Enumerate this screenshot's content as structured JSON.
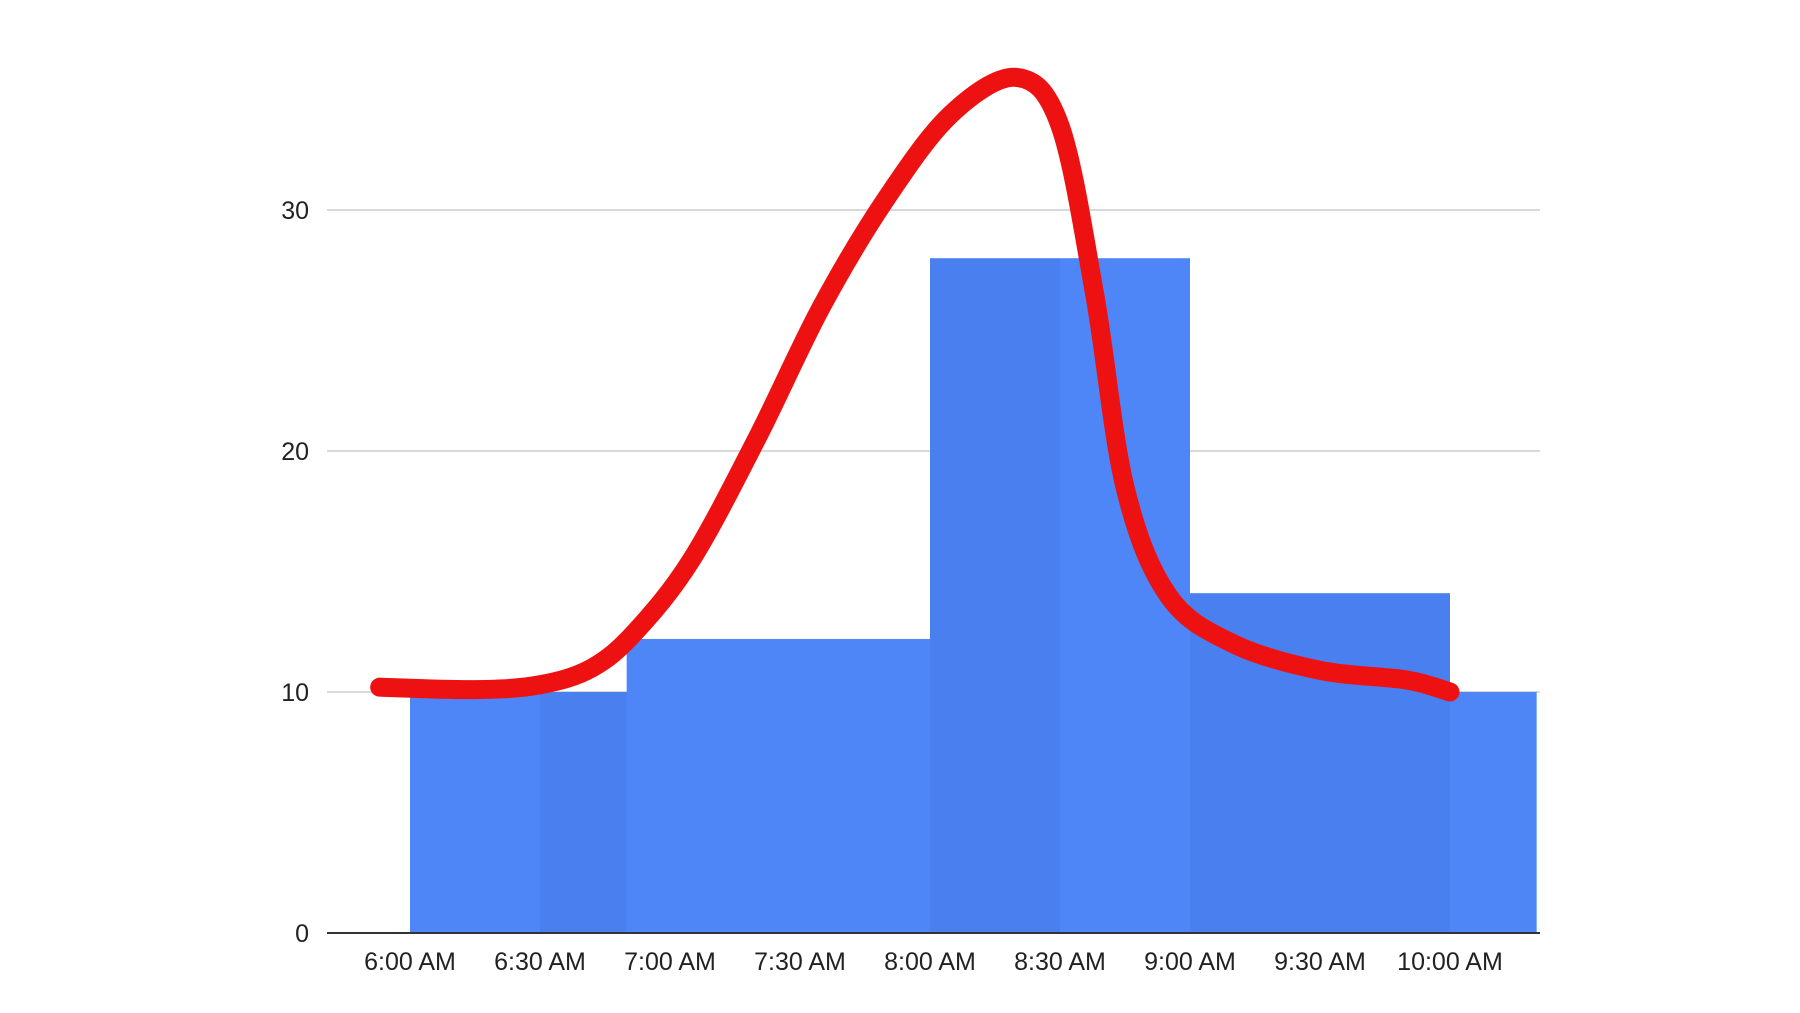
{
  "chart_data": {
    "type": "bar",
    "title": "",
    "xlabel": "",
    "ylabel": "",
    "x_tick_labels": [
      "6:00 AM",
      "6:30 AM",
      "7:00 AM",
      "7:30 AM",
      "8:00 AM",
      "8:30 AM",
      "9:00 AM",
      "9:30 AM",
      "10:00 AM"
    ],
    "y_tick_labels": [
      "0",
      "10",
      "20",
      "30"
    ],
    "y_ticks": [
      0,
      10,
      20,
      30
    ],
    "ylim": [
      0,
      36
    ],
    "grid": true,
    "legend": "none",
    "bars": [
      {
        "start": "6:00 AM",
        "end": "6:30 AM",
        "value": 10
      },
      {
        "start": "6:30 AM",
        "end": "7:00 AM",
        "value": 10
      },
      {
        "start": "6:50 AM",
        "end": "8:00 AM",
        "value": 12.2
      },
      {
        "start": "8:00 AM",
        "end": "8:30 AM",
        "value": 28
      },
      {
        "start": "8:30 AM",
        "end": "9:00 AM",
        "value": 28
      },
      {
        "start": "9:00 AM",
        "end": "10:00 AM",
        "value": 14.1
      },
      {
        "start": "10:00 AM",
        "end": "10:20 AM",
        "value": 10
      }
    ],
    "curve": {
      "type": "line",
      "smooth": true,
      "points": [
        {
          "x": "5:53 AM",
          "y": 10.2
        },
        {
          "x": "6:15 AM",
          "y": 10.1
        },
        {
          "x": "6:30 AM",
          "y": 10.3
        },
        {
          "x": "6:42 AM",
          "y": 11.0
        },
        {
          "x": "6:52 AM",
          "y": 12.5
        },
        {
          "x": "7:05 AM",
          "y": 15.5
        },
        {
          "x": "7:20 AM",
          "y": 20.5
        },
        {
          "x": "7:35 AM",
          "y": 26.0
        },
        {
          "x": "7:50 AM",
          "y": 30.5
        },
        {
          "x": "8:05 AM",
          "y": 34.0
        },
        {
          "x": "8:20 AM",
          "y": 35.5
        },
        {
          "x": "8:30 AM",
          "y": 33.5
        },
        {
          "x": "8:38 AM",
          "y": 26.5
        },
        {
          "x": "8:45 AM",
          "y": 18.5
        },
        {
          "x": "8:55 AM",
          "y": 14.0
        },
        {
          "x": "9:10 AM",
          "y": 12.0
        },
        {
          "x": "9:30 AM",
          "y": 10.9
        },
        {
          "x": "9:50 AM",
          "y": 10.5
        },
        {
          "x": "10:00 AM",
          "y": 10.0
        }
      ]
    },
    "colors": {
      "bar": "#4f86f7",
      "bar_shade": "#4a7ff0",
      "curve": "#ee1111",
      "grid": "#d9d9d9",
      "axis": "#333333",
      "text": "#222222"
    }
  }
}
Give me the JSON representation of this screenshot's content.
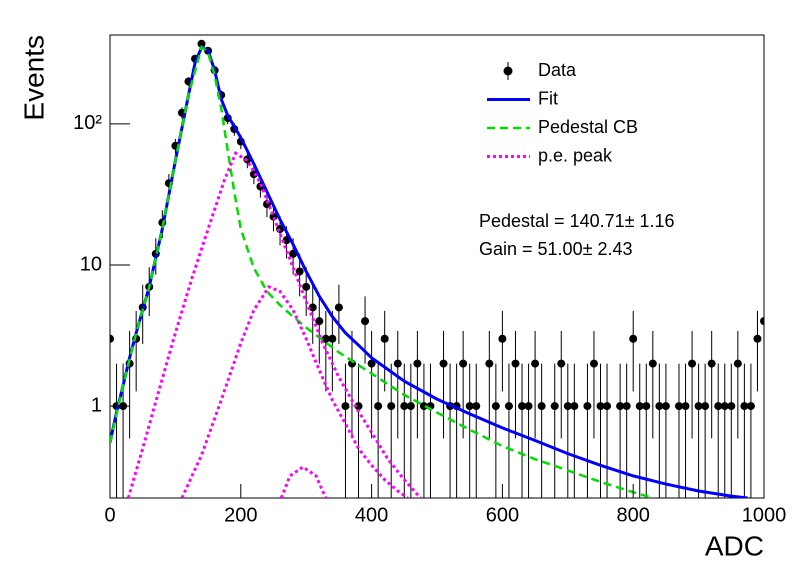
{
  "chart_data": {
    "type": "errorbar",
    "x_label": "ADC",
    "y_label": "Events",
    "log_y": true,
    "xlim": [
      0,
      1000
    ],
    "ylim": [
      0.223,
      427
    ],
    "xticks": [
      0,
      200,
      400,
      600,
      800,
      1000
    ],
    "yticks": [
      1,
      10,
      {
        "value": 100,
        "label": "10²"
      }
    ],
    "legend": "top-right",
    "annotations": [
      "Pedestal = 140.71± 1.16",
      "Gain = 51.00± 2.43"
    ],
    "series": [
      {
        "name": "Data",
        "style": "points",
        "color": "#000000",
        "x": [
          0,
          10,
          20,
          30,
          40,
          50,
          60,
          70,
          80,
          90,
          100,
          110,
          120,
          130,
          140,
          150,
          160,
          170,
          180,
          190,
          200,
          210,
          220,
          230,
          240,
          250,
          260,
          270,
          280,
          290,
          300,
          310,
          320,
          330,
          340,
          350,
          360,
          370,
          380,
          390,
          400,
          410,
          420,
          430,
          440,
          450,
          460,
          470,
          480,
          490,
          500,
          510,
          520,
          530,
          540,
          550,
          560,
          570,
          580,
          590,
          600,
          610,
          620,
          630,
          640,
          650,
          660,
          670,
          680,
          690,
          700,
          710,
          720,
          730,
          740,
          750,
          760,
          770,
          780,
          790,
          800,
          810,
          820,
          830,
          840,
          850,
          860,
          870,
          880,
          890,
          900,
          910,
          920,
          930,
          940,
          950,
          960,
          970,
          980,
          990,
          1000
        ],
        "values": [
          3,
          1,
          1,
          2,
          3,
          5,
          7,
          12,
          20,
          38,
          70,
          120,
          200,
          290,
          370,
          330,
          240,
          160,
          110,
          92,
          75,
          56,
          44,
          36,
          27,
          22,
          18,
          15,
          12,
          9,
          7,
          5,
          4,
          3,
          3,
          5,
          1,
          2,
          1,
          4,
          2,
          1,
          3,
          1,
          2,
          1,
          1,
          2,
          1,
          1,
          null,
          2,
          1,
          1,
          2,
          1,
          1,
          null,
          2,
          1,
          3,
          1,
          2,
          1,
          1,
          2,
          1,
          null,
          1,
          2,
          1,
          1,
          null,
          1,
          2,
          1,
          1,
          null,
          1,
          1,
          3,
          1,
          1,
          2,
          1,
          1,
          null,
          1,
          1,
          2,
          1,
          1,
          2,
          1,
          1,
          1,
          2,
          1,
          1,
          3,
          4
        ],
        "errors": [
          1.73,
          1,
          1,
          1.41,
          1.73,
          2.24,
          2.65,
          3.46,
          4.47,
          6.16,
          8.37,
          10.95,
          14.14,
          17.03,
          19.24,
          18.17,
          15.49,
          12.65,
          10.49,
          9.59,
          8.66,
          7.48,
          6.63,
          6,
          5.2,
          4.69,
          4.24,
          3.87,
          3.46,
          3,
          2.65,
          2.24,
          2,
          1.73,
          1.73,
          2.24,
          1,
          1.41,
          1,
          2,
          1.41,
          1,
          1.73,
          1,
          1.41,
          1,
          1,
          1.41,
          1,
          1,
          null,
          1.41,
          1,
          1,
          1.41,
          1,
          1,
          null,
          1.41,
          1,
          1.73,
          1,
          1.41,
          1,
          1,
          1.41,
          1,
          null,
          1,
          1.41,
          1,
          1,
          null,
          1,
          1.41,
          1,
          1,
          null,
          1,
          1,
          1.73,
          1,
          1,
          1.41,
          1,
          1,
          null,
          1,
          1,
          1.41,
          1,
          1,
          1.41,
          1,
          1,
          1,
          1.41,
          1,
          1,
          1.73,
          2
        ]
      },
      {
        "name": "Fit",
        "style": "solid",
        "color": "#0000ff",
        "x": [
          0,
          10,
          20,
          30,
          40,
          60,
          80,
          100,
          120,
          130,
          140,
          150,
          160,
          170,
          180,
          200,
          220,
          240,
          260,
          280,
          300,
          320,
          340,
          360,
          380,
          400,
          450,
          500,
          550,
          600,
          650,
          700,
          750,
          800,
          850,
          900,
          950,
          975
        ],
        "values": [
          0.55,
          0.9,
          1.4,
          2.2,
          3.3,
          7,
          18,
          55,
          160,
          270,
          350,
          330,
          240,
          150,
          115,
          80,
          52,
          33,
          21,
          14,
          9,
          6,
          4.3,
          3.3,
          2.7,
          2.2,
          1.5,
          1.12,
          0.88,
          0.7,
          0.57,
          0.46,
          0.38,
          0.32,
          0.28,
          0.25,
          0.23,
          0.223
        ]
      },
      {
        "name": "Pedestal CB",
        "style": "dashed",
        "color": "#00dd00",
        "x": [
          0,
          20,
          40,
          60,
          80,
          100,
          120,
          140,
          150,
          160,
          170,
          180,
          190,
          200,
          220,
          240,
          260,
          280,
          300,
          350,
          400,
          450,
          500,
          550,
          600,
          650,
          700,
          750,
          800,
          830
        ],
        "values": [
          0.55,
          1.4,
          3.3,
          7,
          18,
          55,
          160,
          350,
          320,
          220,
          130,
          65,
          33,
          18,
          9.5,
          6.5,
          5.2,
          4.3,
          3.6,
          2.4,
          1.7,
          1.2,
          0.9,
          0.68,
          0.52,
          0.42,
          0.35,
          0.29,
          0.245,
          0.223
        ]
      },
      {
        "name": "p.e. peak",
        "style": "dotted",
        "color": "#ff00ff",
        "x": [
          28,
          50,
          75,
          100,
          125,
          150,
          175,
          192,
          210,
          230,
          250,
          275,
          300,
          325,
          350,
          375,
          400,
          425,
          450,
          475,
          null,
          110,
          140,
          170,
          200,
          220,
          243,
          260,
          280,
          300,
          320,
          340,
          360,
          380,
          400,
          420,
          440,
          455,
          null,
          262,
          275,
          295,
          315,
          330
        ],
        "values": [
          0.223,
          0.5,
          1.3,
          3.3,
          8,
          18,
          40,
          62,
          55,
          38,
          22,
          11,
          5.5,
          2.8,
          1.6,
          1.0,
          0.65,
          0.42,
          0.3,
          0.223,
          null,
          0.223,
          0.45,
          1.1,
          2.8,
          4.8,
          7,
          6.5,
          4.8,
          3,
          1.8,
          1.1,
          0.75,
          0.5,
          0.38,
          0.3,
          0.25,
          0.223,
          null,
          0.223,
          0.32,
          0.37,
          0.32,
          0.223
        ]
      }
    ]
  }
}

= = =

- Given exercise
Where a line contains "name", copy that line.

- Solution
        "name": "Data",
        "name": "Fit",
        "name": "Pedestal CB",
        "name": "p.e. peak",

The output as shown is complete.